─── MATERIALS PROVIDED
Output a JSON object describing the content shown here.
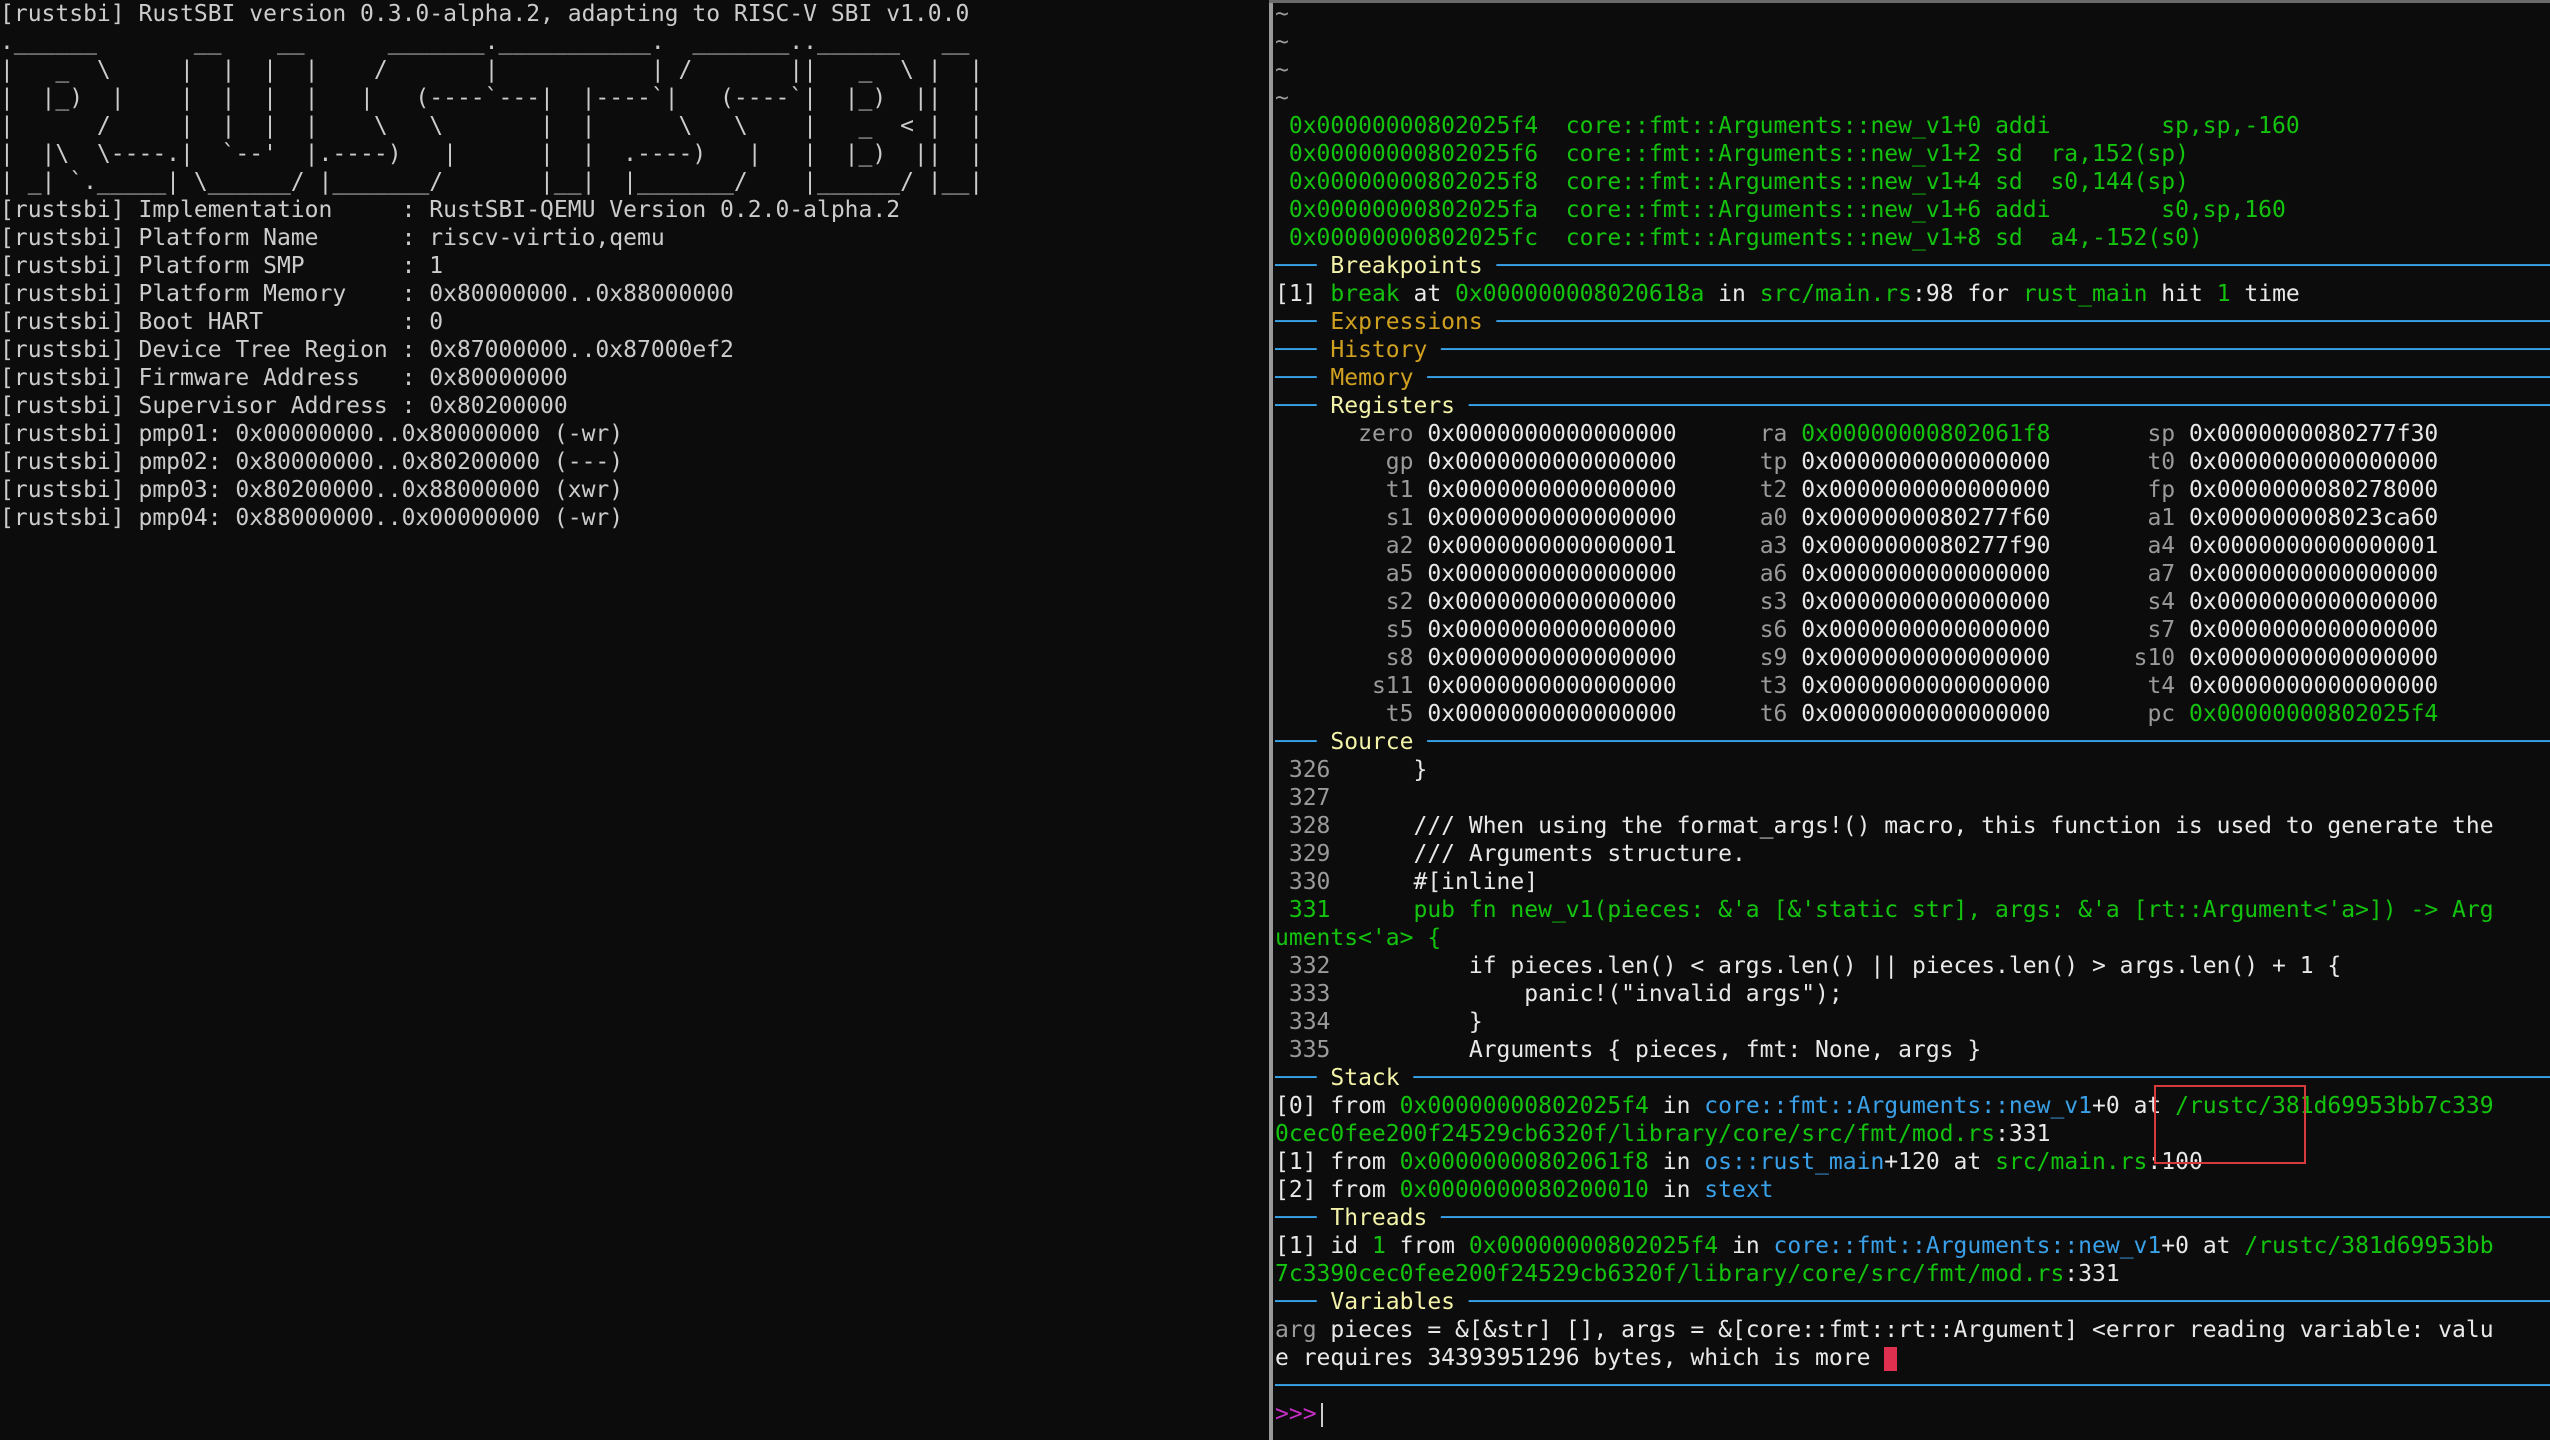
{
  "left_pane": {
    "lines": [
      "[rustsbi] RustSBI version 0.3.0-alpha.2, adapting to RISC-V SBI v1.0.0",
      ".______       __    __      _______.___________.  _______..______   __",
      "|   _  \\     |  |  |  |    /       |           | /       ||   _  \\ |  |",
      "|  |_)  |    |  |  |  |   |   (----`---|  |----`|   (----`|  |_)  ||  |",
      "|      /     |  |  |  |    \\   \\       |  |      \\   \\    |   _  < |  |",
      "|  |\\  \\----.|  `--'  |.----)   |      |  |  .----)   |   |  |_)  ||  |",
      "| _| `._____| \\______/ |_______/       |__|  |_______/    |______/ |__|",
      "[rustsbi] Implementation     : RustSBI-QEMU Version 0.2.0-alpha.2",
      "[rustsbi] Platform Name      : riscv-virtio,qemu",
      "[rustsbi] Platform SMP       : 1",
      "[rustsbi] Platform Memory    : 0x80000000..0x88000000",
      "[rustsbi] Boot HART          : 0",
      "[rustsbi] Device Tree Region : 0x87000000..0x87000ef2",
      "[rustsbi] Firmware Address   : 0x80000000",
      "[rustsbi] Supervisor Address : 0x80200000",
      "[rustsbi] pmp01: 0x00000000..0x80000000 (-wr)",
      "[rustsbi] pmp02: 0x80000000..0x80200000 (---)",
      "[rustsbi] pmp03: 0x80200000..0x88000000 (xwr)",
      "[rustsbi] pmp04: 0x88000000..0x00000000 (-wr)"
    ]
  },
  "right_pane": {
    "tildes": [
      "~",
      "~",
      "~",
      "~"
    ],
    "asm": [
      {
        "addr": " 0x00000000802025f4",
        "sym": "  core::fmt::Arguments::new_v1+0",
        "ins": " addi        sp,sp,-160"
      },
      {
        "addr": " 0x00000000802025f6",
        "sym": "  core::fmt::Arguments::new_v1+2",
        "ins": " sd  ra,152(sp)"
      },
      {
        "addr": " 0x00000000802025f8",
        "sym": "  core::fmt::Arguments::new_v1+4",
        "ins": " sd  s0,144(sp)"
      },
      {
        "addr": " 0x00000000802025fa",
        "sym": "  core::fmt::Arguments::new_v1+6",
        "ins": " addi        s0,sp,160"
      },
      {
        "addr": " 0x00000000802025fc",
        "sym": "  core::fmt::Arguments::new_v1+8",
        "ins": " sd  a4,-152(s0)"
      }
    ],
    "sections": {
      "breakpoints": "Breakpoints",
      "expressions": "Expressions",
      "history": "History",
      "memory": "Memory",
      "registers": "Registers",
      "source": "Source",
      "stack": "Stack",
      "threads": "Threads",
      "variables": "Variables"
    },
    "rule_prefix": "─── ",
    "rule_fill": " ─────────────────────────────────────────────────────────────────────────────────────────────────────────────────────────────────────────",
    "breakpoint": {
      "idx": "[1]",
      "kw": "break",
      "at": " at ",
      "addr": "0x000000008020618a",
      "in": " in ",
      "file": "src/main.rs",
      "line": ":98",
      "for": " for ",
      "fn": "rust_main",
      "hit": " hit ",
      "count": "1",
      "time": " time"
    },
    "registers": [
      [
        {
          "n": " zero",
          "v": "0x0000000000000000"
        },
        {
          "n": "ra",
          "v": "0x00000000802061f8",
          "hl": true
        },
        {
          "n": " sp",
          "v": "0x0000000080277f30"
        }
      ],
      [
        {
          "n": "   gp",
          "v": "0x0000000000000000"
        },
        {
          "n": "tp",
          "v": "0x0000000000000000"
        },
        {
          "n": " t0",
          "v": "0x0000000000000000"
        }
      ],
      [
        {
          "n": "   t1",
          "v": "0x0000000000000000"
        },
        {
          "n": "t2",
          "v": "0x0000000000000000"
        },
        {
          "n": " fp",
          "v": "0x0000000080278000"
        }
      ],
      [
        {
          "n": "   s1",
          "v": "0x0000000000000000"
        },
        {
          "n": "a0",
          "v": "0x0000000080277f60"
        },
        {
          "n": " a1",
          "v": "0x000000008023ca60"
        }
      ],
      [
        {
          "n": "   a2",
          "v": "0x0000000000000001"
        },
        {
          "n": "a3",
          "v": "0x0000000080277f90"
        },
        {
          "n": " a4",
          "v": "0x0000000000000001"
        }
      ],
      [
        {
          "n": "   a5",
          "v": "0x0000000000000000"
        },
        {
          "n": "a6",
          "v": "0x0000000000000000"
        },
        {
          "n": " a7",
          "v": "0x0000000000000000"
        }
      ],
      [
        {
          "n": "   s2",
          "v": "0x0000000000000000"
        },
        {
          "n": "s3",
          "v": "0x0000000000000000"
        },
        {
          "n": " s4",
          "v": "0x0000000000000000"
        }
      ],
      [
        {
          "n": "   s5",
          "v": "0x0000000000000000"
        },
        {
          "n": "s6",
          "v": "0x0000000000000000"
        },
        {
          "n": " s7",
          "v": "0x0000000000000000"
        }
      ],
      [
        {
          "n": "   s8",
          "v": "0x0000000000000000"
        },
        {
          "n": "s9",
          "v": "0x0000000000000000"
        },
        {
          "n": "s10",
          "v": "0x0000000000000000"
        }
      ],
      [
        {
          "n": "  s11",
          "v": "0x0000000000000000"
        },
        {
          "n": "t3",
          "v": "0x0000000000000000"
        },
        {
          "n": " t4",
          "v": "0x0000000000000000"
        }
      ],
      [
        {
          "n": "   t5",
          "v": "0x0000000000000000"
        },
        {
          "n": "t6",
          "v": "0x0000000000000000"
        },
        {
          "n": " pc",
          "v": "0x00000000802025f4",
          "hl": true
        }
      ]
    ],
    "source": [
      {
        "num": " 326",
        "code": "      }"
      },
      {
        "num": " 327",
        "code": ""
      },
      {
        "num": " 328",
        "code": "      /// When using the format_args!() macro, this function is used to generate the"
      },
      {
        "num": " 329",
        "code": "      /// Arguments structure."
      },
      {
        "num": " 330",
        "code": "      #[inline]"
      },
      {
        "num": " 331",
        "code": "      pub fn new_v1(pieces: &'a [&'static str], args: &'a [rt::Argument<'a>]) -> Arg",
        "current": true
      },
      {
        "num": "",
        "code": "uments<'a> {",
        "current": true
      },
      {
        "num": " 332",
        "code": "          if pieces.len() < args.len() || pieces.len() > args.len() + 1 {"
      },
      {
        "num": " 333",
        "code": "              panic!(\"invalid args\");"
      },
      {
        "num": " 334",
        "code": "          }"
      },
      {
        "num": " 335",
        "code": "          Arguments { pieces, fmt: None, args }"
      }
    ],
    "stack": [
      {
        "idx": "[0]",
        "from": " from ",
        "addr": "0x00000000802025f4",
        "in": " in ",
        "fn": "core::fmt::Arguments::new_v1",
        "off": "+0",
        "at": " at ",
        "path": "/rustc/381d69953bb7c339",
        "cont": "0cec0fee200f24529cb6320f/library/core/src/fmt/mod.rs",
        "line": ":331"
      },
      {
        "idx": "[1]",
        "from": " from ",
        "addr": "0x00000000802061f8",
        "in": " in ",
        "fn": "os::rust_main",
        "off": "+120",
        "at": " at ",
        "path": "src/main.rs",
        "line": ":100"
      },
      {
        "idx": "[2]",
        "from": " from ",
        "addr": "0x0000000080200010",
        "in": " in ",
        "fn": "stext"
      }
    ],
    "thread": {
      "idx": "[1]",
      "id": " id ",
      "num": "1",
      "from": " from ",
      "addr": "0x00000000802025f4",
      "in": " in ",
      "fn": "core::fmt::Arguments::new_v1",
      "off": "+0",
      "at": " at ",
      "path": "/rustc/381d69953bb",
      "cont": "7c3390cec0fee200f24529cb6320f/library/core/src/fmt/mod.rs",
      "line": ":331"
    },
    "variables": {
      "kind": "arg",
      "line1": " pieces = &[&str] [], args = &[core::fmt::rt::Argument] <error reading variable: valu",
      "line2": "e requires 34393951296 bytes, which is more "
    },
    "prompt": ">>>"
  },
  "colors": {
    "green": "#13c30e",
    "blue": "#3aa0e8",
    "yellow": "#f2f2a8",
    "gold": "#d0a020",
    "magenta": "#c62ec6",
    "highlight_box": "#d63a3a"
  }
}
──────
### [PROBLEM]
Scan the listing above and copy all lines containing the word "Platform".

### [RESPONSE TO THE TASK]
      "[rustsbi] Platform Name      : riscv-virtio,qemu",
      "[rustsbi] Platform SMP       : 1",
      "[rustsbi] Platform Memory    : 0x80000000..0x88000000",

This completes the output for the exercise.